Start of Task data
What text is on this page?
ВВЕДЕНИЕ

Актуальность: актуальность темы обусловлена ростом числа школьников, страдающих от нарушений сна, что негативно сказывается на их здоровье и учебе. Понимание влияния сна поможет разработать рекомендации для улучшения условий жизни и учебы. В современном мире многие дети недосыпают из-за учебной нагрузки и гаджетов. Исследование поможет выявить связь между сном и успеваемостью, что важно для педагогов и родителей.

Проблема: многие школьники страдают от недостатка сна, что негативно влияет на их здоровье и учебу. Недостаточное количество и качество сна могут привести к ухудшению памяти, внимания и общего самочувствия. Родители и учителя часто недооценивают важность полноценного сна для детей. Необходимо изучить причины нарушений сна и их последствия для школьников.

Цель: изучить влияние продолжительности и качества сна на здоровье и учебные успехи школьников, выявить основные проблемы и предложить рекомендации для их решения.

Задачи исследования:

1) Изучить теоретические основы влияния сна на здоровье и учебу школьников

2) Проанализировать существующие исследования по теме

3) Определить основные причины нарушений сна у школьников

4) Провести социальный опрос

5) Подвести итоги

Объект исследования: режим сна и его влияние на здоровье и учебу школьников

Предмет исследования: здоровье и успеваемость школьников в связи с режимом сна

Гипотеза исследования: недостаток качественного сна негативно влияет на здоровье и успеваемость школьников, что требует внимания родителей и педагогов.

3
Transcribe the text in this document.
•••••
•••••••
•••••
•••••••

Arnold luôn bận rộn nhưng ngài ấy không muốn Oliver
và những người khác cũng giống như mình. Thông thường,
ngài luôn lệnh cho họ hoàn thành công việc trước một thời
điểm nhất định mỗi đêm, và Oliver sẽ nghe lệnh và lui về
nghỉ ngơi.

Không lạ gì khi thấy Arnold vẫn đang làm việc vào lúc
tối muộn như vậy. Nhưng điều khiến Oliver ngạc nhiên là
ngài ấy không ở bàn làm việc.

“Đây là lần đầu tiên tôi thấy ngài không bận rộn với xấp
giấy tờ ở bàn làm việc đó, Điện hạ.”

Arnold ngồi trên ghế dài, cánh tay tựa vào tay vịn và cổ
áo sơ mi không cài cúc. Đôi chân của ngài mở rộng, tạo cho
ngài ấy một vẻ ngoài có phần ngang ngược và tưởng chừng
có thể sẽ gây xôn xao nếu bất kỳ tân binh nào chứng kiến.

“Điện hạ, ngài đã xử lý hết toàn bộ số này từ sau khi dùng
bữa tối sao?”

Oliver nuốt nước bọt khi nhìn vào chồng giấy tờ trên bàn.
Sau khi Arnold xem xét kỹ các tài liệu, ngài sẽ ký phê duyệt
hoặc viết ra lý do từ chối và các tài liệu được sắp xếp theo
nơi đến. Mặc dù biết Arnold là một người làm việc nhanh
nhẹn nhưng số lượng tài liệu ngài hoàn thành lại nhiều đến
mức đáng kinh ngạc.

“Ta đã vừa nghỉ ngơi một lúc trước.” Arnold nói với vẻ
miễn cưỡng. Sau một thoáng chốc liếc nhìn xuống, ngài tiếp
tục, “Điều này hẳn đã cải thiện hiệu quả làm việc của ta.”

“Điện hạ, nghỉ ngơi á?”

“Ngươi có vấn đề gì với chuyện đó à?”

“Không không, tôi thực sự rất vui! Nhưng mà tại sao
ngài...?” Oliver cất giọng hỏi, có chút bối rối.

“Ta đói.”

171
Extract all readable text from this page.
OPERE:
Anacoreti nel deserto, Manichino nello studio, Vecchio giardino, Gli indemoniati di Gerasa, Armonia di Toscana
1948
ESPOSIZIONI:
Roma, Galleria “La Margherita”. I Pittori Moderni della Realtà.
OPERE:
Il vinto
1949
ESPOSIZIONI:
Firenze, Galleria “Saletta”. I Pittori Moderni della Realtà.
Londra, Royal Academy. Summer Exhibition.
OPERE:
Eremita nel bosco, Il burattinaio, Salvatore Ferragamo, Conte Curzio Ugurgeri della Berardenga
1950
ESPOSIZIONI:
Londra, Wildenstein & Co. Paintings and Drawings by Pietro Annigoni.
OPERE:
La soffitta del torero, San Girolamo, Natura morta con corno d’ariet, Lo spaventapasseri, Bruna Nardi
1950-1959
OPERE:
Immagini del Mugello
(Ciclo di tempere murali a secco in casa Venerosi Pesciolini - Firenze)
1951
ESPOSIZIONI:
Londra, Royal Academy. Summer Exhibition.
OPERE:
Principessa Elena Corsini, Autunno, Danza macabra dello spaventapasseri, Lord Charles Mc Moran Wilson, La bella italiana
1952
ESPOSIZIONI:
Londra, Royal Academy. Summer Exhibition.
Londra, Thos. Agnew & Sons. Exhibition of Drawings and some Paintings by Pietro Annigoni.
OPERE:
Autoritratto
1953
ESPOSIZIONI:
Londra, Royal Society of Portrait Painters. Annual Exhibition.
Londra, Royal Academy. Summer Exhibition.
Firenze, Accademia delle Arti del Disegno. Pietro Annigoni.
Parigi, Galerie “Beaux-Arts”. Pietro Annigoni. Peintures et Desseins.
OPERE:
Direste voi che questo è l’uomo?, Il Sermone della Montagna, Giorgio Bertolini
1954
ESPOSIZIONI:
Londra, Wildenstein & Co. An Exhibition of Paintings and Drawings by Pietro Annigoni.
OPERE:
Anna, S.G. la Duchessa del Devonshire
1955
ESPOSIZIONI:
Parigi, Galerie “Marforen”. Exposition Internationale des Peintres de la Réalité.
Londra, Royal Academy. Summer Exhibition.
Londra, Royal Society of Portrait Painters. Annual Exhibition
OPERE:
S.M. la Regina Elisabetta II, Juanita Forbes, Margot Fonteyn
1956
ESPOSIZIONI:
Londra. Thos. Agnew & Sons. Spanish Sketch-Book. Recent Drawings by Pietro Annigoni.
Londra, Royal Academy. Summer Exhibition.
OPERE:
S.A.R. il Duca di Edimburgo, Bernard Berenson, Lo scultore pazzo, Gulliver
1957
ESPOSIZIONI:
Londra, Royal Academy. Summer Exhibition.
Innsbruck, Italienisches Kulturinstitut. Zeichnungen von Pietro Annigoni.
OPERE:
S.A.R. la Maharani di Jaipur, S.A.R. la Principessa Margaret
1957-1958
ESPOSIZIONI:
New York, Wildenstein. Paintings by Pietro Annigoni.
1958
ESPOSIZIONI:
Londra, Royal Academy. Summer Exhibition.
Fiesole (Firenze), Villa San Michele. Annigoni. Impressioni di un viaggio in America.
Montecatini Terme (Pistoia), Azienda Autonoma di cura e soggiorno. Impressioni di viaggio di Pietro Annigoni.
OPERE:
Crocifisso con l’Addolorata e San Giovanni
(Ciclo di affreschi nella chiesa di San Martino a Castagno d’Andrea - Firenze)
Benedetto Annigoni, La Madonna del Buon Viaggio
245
End of Task data
> The request: Every line in the data that holds "здоровье" should be copied out.

> Task solution:
Актуальность: актуальность темы обусловлена ростом числа школьников, страдающих от нарушений сна, что негативно сказывается на их здоровье и учебе. Понимание влияния сна поможет разработать рекомендации для улучшения условий жизни и учебы. В современном мире многие дети недосыпают из-за учебной нагрузки и гаджетов. Исследование поможет выявить связь между сном и успеваемостью, что важно для педагогов и родителей.
Проблема: многие школьники страдают от недостатка сна, что негативно влияет на их здоровье и учебу. Недостаточное количество и качество сна могут привести к ухудшению памяти, внимания и общего самочувствия. Родители и учителя часто недооценивают важность полноценного сна для детей. Необходимо изучить причины нарушений сна и их последствия для школьников.
Цель: изучить влияние продолжительности и качества сна на здоровье и учебные успехи школьников, выявить основные проблемы и предложить рекомендации для их решения.
1) Изучить теоретические основы влияния сна на здоровье и учебу школьников
Объект исследования: режим сна и его влияние на здоровье и учебу школьников
Предмет исследования: здоровье и успеваемость школьников в связи с режимом сна
Гипотеза исследования: недостаток качественного сна негативно влияет на здоровье и успеваемость школьников, что требует внимания родителей и педагогов.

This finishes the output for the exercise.